• What is being asked:
Count every line that holds the string "заплащане", and report the number alone.

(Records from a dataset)
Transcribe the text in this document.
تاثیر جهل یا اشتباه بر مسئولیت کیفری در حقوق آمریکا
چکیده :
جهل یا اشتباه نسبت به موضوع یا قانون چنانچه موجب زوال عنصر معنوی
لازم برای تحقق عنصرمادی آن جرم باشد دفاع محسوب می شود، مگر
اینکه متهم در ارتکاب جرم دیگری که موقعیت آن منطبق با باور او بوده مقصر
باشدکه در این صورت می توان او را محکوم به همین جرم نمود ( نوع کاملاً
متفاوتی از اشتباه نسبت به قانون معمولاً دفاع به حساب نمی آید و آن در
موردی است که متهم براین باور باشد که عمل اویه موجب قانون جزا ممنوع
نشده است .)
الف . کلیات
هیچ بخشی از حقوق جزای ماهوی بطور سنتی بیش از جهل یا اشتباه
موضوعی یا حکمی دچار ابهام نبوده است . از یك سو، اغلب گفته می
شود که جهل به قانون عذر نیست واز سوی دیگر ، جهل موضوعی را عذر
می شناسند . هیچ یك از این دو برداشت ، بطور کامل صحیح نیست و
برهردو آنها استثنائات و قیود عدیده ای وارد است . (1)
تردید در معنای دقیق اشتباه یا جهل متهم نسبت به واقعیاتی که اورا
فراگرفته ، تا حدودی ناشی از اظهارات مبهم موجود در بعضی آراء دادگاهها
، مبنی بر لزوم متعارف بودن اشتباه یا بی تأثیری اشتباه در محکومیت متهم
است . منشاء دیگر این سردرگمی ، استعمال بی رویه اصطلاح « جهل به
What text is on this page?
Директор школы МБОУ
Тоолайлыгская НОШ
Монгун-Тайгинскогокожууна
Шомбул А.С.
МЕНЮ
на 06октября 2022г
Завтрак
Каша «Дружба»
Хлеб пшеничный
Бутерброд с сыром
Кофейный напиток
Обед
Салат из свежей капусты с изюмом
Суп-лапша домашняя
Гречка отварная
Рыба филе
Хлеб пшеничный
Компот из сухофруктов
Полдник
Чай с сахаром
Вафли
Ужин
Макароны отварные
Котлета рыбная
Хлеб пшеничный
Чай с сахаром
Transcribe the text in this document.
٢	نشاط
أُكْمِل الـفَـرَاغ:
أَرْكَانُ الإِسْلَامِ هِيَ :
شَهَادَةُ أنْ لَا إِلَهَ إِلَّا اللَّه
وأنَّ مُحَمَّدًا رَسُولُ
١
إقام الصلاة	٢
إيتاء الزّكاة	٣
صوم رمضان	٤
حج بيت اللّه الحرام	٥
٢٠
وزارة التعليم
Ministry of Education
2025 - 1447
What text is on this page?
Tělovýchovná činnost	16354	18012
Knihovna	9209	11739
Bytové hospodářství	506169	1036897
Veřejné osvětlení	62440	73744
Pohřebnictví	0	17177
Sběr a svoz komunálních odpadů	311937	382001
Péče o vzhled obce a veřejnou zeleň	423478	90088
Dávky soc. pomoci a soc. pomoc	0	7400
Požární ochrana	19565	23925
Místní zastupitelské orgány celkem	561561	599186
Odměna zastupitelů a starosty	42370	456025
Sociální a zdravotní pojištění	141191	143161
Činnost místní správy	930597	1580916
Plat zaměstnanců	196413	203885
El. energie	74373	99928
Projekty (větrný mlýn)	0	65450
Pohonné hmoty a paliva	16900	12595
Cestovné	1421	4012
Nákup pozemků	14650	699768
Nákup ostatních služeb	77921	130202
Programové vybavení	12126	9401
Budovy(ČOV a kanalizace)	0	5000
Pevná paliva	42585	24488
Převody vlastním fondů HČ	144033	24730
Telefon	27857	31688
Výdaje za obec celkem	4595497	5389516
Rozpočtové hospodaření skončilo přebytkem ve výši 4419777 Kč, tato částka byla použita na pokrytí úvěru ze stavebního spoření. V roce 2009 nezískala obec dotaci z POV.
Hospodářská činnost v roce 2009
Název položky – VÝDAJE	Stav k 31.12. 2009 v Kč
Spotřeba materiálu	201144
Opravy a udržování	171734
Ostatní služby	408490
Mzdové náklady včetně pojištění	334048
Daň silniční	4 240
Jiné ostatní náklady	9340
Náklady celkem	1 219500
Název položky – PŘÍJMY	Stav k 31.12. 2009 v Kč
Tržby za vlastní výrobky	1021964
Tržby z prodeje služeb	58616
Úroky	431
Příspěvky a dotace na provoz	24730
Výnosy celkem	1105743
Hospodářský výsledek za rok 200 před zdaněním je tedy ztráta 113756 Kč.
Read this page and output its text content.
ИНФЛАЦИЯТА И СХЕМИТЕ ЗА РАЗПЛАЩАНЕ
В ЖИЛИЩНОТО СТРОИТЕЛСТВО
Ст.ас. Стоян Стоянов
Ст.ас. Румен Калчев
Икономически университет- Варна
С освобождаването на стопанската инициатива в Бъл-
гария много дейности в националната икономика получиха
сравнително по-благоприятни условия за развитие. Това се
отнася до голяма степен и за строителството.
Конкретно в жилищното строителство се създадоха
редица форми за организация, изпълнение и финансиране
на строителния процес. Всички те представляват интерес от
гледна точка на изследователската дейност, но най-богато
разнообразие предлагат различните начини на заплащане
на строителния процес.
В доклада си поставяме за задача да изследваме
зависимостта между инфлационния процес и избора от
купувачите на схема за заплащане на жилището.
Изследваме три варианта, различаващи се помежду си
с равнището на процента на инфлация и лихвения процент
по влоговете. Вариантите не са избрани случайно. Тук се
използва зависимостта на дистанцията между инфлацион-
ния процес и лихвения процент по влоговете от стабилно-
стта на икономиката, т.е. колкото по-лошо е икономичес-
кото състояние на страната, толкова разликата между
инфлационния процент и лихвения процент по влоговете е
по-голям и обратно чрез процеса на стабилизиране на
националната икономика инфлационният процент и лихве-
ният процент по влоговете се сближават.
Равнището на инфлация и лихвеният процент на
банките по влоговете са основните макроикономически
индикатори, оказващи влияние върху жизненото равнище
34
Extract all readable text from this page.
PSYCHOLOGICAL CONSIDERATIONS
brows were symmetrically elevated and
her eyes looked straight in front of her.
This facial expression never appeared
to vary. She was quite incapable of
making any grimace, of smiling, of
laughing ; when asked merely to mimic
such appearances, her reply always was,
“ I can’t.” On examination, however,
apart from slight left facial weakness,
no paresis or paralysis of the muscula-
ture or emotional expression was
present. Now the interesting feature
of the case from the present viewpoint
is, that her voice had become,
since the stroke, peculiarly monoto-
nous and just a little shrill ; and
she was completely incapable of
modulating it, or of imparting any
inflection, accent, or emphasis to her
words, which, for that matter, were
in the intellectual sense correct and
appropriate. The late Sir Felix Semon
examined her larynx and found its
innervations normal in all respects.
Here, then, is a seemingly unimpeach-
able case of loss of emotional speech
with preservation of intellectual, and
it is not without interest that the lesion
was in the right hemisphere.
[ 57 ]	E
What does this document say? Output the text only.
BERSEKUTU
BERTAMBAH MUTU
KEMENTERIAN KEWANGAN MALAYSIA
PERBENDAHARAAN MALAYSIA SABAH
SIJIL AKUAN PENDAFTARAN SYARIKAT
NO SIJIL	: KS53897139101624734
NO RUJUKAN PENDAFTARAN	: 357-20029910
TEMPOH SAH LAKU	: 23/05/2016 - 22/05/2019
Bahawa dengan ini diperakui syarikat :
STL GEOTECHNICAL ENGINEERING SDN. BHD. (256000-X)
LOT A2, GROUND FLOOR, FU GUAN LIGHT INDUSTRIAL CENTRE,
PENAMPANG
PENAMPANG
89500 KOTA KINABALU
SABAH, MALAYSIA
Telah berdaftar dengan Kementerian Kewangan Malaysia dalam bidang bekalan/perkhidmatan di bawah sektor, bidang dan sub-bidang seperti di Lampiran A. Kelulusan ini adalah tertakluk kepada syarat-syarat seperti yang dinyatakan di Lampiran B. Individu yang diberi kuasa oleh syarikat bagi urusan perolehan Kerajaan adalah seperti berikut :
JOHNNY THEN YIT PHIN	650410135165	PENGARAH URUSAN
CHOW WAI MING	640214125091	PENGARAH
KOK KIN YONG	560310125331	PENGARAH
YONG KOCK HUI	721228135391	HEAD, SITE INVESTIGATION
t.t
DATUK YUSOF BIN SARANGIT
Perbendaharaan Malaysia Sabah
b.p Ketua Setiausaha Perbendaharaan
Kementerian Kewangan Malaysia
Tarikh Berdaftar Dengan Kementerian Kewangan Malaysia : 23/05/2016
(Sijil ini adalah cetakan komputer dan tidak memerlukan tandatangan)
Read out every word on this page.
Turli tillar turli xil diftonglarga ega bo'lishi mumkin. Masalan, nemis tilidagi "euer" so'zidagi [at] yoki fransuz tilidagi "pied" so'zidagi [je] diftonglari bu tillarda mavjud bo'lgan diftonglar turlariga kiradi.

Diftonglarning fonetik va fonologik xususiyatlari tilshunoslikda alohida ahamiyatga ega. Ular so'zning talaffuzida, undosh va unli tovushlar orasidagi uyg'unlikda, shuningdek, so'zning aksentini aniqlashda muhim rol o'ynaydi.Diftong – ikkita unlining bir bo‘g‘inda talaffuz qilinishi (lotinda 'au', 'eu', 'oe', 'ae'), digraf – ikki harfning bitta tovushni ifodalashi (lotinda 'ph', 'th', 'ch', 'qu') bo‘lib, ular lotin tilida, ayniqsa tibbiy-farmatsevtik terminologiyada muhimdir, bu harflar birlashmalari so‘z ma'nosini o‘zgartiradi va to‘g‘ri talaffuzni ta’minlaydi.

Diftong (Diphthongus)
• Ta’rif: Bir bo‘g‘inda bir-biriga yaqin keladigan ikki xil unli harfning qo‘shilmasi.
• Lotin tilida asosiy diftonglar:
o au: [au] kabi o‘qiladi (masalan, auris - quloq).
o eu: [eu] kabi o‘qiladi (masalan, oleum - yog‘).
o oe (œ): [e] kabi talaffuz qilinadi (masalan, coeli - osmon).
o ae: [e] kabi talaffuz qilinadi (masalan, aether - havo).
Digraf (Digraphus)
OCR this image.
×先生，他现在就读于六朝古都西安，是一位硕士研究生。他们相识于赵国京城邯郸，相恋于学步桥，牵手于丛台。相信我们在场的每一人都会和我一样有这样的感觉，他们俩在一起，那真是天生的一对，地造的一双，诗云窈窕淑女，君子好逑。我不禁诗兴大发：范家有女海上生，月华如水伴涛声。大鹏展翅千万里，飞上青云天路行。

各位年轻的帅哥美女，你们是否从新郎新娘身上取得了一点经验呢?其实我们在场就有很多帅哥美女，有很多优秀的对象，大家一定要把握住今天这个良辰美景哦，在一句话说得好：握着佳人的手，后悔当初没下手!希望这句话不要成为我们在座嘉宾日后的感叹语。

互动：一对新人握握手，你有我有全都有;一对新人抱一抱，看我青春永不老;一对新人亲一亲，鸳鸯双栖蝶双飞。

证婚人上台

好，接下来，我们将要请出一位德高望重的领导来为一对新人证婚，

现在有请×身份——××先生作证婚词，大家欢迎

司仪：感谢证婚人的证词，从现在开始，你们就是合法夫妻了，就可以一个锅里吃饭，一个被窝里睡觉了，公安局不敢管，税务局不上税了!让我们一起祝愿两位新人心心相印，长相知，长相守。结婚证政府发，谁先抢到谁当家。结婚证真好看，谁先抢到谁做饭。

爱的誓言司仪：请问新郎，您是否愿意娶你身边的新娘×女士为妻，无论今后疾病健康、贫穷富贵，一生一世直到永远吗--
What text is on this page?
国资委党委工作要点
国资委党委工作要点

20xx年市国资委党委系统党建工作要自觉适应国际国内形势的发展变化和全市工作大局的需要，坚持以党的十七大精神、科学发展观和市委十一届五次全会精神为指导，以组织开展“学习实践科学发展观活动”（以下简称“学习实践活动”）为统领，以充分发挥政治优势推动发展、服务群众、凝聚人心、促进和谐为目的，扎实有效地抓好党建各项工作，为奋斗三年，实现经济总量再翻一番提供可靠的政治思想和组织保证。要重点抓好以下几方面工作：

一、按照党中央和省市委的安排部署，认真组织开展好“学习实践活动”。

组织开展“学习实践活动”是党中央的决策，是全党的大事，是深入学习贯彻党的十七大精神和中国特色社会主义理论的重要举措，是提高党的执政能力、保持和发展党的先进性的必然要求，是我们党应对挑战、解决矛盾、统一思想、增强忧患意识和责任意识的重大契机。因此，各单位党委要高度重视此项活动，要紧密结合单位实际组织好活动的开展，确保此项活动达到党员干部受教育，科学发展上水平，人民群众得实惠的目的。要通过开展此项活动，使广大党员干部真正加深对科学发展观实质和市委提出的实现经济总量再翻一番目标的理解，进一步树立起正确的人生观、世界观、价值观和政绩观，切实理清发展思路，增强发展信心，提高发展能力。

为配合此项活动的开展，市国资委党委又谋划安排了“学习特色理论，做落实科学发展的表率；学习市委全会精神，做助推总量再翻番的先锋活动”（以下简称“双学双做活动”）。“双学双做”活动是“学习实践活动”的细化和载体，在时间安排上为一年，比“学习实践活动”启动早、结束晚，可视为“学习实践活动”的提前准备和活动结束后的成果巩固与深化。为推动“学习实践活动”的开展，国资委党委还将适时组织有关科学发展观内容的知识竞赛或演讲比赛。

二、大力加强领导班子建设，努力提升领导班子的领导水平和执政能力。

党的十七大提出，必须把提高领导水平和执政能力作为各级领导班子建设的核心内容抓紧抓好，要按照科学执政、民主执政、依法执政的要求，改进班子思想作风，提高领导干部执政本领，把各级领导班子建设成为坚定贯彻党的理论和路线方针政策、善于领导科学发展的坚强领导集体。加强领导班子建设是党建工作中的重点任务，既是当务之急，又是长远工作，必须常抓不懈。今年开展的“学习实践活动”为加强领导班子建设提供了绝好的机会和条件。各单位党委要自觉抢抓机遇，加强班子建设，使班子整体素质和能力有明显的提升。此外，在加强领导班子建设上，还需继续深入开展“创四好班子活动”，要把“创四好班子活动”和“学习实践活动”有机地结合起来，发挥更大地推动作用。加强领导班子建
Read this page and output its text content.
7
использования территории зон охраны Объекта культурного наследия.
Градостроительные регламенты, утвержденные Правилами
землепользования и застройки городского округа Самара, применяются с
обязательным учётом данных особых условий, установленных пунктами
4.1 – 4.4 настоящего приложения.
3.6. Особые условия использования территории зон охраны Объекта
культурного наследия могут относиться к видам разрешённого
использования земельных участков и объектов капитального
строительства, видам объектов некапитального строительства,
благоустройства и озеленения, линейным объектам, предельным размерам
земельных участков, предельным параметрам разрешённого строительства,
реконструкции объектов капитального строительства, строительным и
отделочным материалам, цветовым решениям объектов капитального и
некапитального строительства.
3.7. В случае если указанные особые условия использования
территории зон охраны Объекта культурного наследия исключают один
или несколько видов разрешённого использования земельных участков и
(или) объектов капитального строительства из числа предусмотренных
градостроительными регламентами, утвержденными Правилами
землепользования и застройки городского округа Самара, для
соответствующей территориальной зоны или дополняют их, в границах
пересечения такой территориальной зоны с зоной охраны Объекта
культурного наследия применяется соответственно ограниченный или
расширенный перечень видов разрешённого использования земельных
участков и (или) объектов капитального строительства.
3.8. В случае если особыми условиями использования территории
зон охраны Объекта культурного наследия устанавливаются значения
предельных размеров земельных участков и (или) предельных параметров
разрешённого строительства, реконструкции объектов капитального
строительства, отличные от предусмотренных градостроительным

• Response to this task:
2